> _WHAT NEEDS TO BE DONE_: Single out the lines of the material that contain "name" and copy them.

[Stored items from a collection]
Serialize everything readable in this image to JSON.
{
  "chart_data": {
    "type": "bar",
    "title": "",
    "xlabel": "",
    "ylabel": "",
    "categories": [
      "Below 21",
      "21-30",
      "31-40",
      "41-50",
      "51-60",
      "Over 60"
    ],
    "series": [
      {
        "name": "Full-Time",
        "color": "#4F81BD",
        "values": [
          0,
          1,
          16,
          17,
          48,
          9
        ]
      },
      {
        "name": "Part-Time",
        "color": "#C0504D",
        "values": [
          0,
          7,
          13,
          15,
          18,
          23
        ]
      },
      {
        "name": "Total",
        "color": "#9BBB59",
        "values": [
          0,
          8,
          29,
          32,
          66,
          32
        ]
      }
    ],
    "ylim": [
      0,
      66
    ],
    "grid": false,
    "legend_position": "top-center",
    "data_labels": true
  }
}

> _ANSWER BELOW_:
        "name": "Full-Time",
        "name": "Part-Time",
        "name": "Total",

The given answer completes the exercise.